Task details:
Please copy the lines of the listing word for word, starting at "data-point-26 <box>1107 1316 1139 1348</box>" and ending at "data-point-10 <box>982 782 1014 815</box>", with both of those lines included.

[Element location data]
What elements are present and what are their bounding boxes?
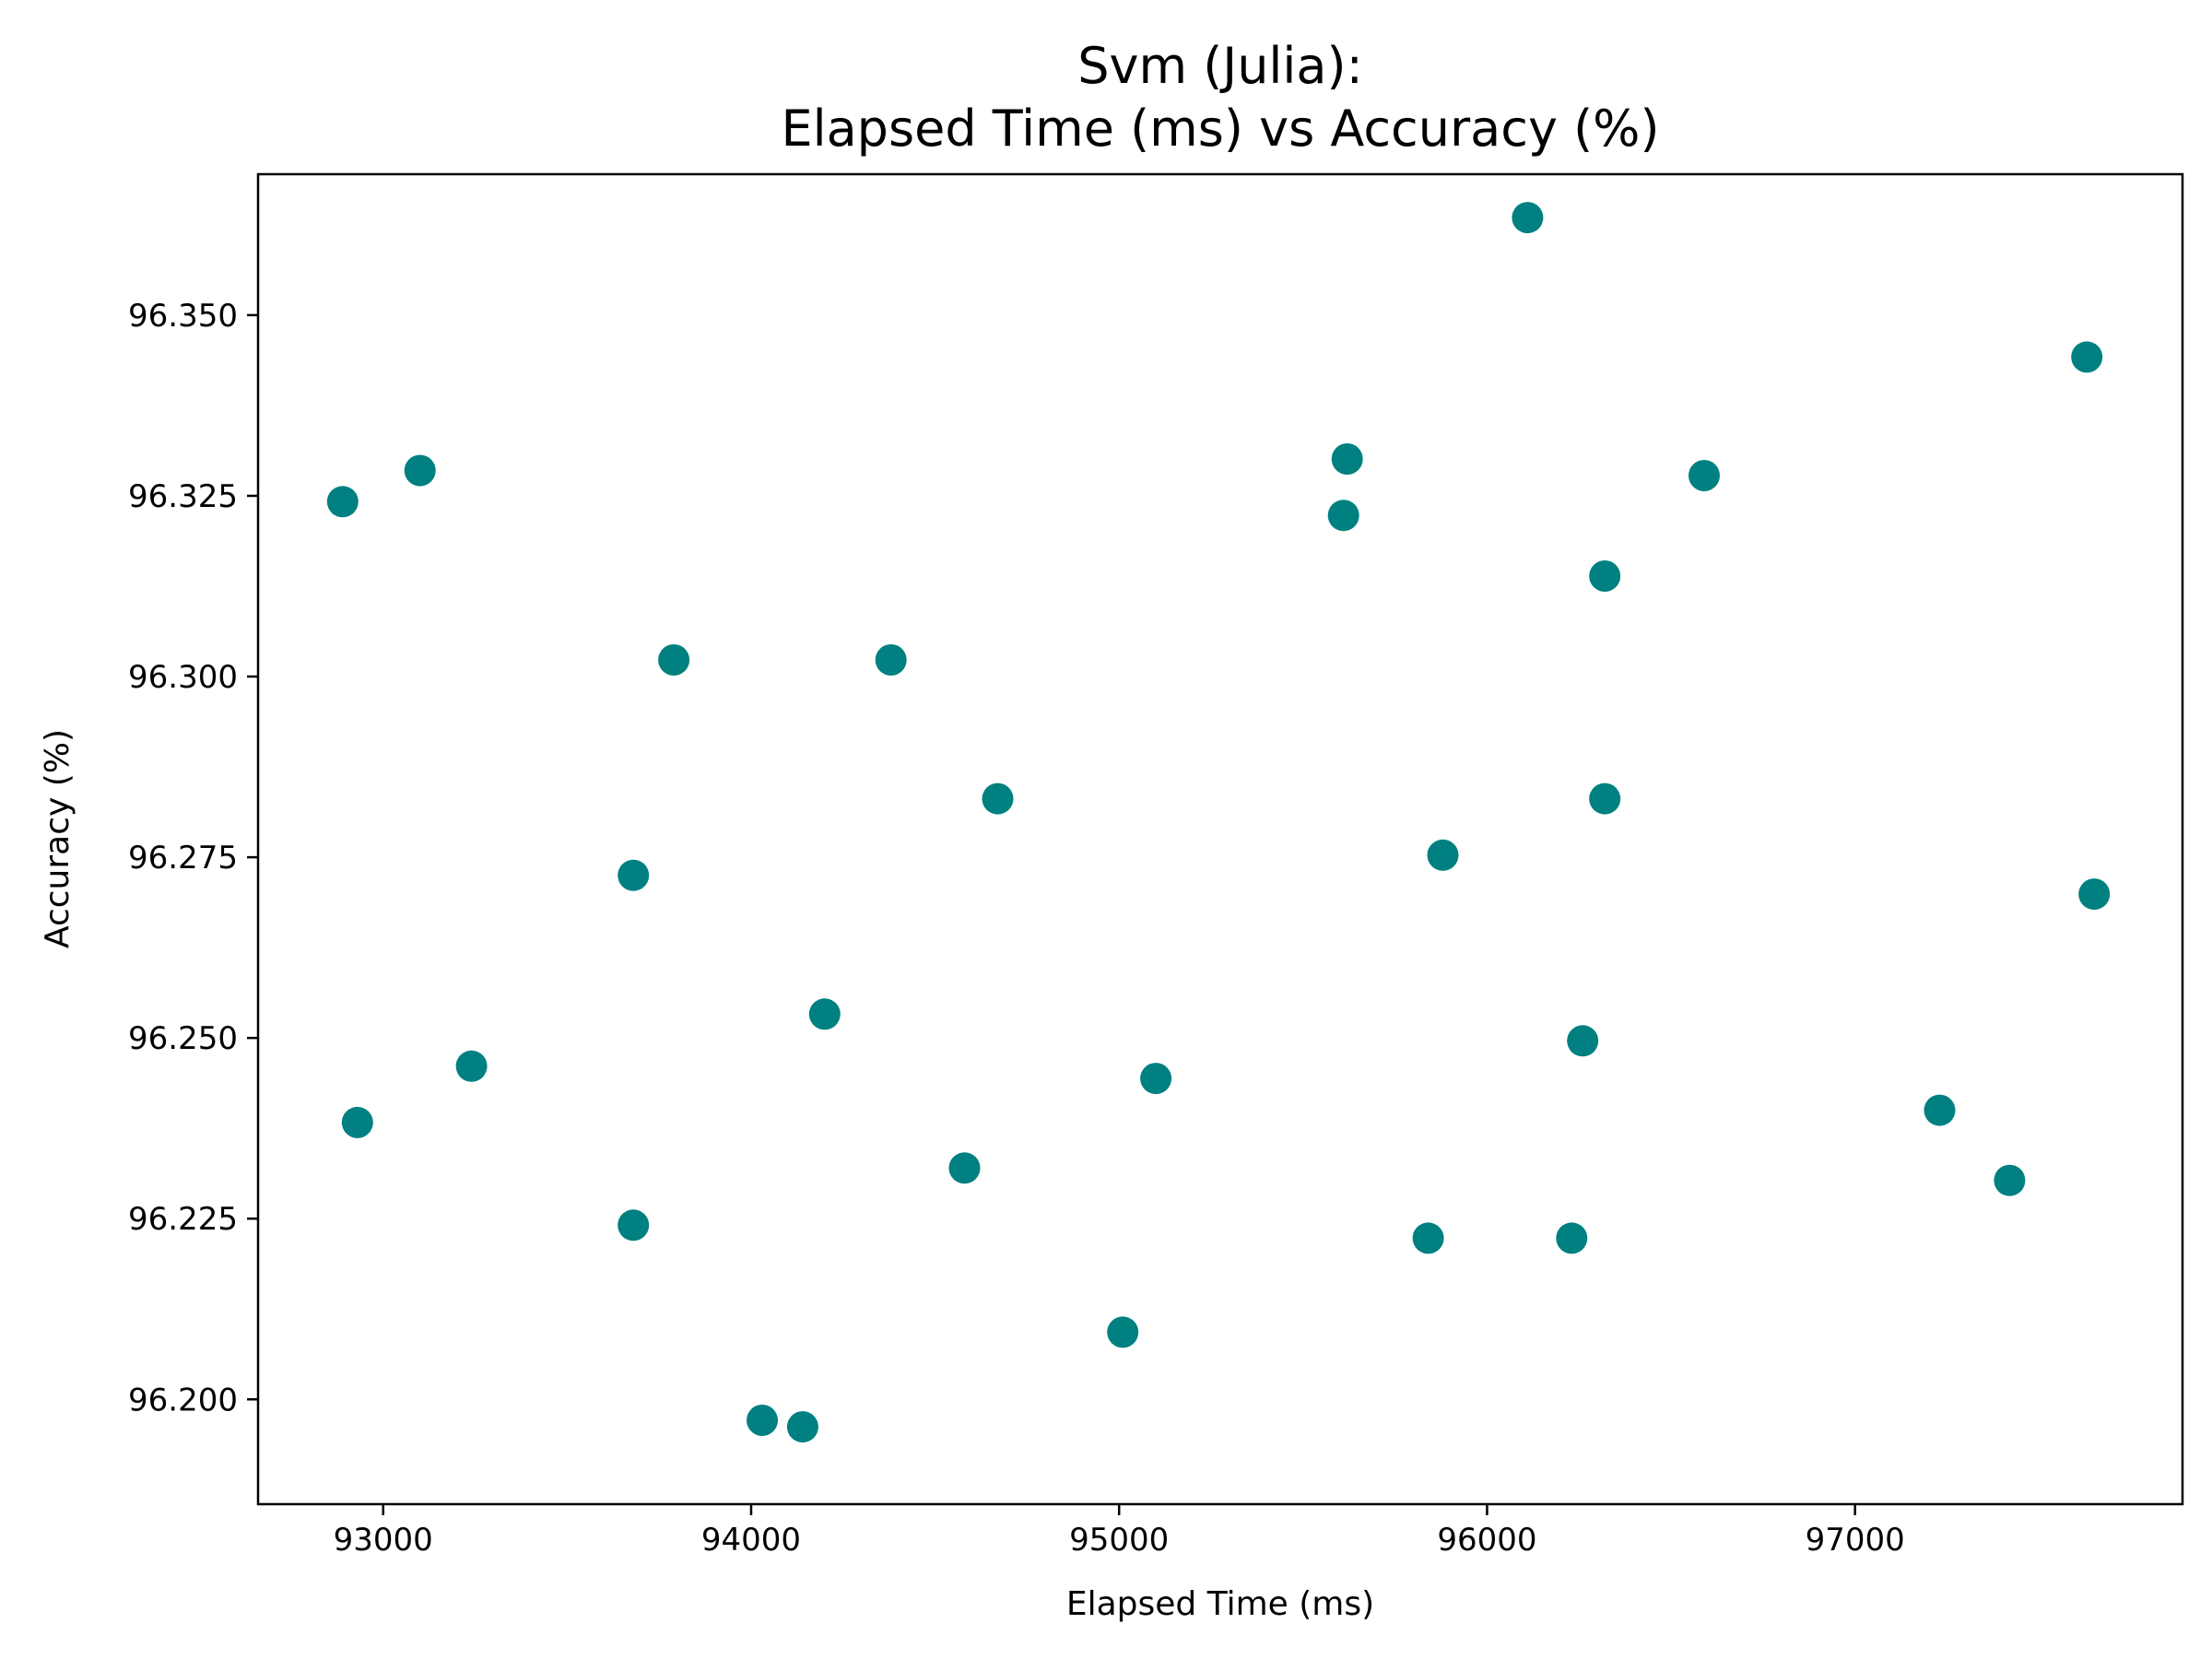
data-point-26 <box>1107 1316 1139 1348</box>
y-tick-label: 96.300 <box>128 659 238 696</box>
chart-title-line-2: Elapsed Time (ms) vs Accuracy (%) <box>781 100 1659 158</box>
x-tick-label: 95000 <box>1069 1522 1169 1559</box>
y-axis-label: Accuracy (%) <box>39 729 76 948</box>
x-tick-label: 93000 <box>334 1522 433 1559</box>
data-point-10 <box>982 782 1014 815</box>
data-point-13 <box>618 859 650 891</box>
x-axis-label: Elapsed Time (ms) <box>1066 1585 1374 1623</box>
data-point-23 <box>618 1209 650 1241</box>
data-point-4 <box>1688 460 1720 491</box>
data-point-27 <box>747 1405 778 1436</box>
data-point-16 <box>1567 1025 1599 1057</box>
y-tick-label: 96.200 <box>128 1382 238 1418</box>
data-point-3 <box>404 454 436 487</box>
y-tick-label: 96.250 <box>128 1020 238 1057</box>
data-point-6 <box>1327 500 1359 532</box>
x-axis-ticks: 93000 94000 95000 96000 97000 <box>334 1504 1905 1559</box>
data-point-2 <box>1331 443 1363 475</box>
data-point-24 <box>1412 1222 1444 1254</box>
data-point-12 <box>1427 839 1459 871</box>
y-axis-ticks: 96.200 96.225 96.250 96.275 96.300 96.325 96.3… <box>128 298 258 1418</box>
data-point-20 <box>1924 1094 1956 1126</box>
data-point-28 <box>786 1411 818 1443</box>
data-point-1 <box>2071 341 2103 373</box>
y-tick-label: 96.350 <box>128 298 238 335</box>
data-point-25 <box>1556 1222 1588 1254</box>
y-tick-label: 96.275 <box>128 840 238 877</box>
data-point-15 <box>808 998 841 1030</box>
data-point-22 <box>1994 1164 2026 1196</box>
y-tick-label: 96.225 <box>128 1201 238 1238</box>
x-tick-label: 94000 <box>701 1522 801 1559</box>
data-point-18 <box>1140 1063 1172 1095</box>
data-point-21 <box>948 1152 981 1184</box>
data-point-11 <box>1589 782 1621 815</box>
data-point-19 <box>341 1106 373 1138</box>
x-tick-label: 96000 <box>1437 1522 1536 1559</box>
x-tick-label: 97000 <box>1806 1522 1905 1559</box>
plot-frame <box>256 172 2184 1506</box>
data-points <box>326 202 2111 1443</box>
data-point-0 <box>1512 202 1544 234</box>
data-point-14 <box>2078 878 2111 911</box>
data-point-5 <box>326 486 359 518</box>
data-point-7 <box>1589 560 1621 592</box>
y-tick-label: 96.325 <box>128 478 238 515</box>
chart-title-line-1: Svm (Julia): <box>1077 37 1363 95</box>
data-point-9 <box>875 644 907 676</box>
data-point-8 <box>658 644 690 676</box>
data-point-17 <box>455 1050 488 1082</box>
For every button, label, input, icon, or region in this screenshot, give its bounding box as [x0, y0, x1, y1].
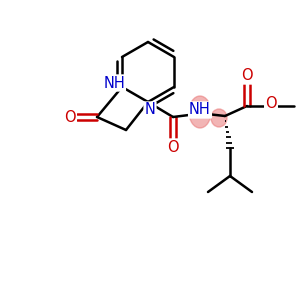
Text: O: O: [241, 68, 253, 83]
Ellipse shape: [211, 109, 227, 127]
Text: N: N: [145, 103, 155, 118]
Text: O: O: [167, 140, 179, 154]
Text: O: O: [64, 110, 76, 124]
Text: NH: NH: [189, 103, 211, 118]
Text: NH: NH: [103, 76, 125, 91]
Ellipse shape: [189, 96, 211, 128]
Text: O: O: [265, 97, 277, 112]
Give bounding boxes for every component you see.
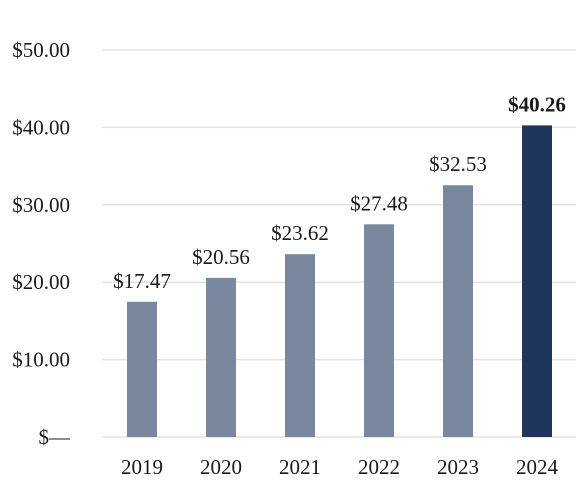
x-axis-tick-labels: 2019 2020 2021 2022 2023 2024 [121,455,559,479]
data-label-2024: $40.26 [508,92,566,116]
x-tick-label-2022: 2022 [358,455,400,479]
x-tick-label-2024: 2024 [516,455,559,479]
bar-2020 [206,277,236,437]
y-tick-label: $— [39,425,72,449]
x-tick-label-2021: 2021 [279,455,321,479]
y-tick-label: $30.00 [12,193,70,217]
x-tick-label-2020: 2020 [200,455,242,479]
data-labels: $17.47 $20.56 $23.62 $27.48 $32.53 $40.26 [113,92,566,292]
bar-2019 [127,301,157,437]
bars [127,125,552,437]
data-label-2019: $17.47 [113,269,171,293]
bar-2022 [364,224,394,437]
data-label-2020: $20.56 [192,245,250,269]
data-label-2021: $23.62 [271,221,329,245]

Output:
data-point-26 <box>1107 1316 1139 1348</box>
y-tick-label: 96.300 <box>128 659 238 696</box>
chart-title-line-2: Elapsed Time (ms) vs Accuracy (%) <box>781 100 1659 158</box>
x-tick-label: 95000 <box>1069 1522 1169 1559</box>
y-axis-label: Accuracy (%) <box>39 729 76 948</box>
x-tick-label: 93000 <box>334 1522 433 1559</box>
data-point-10 <box>982 782 1014 815</box>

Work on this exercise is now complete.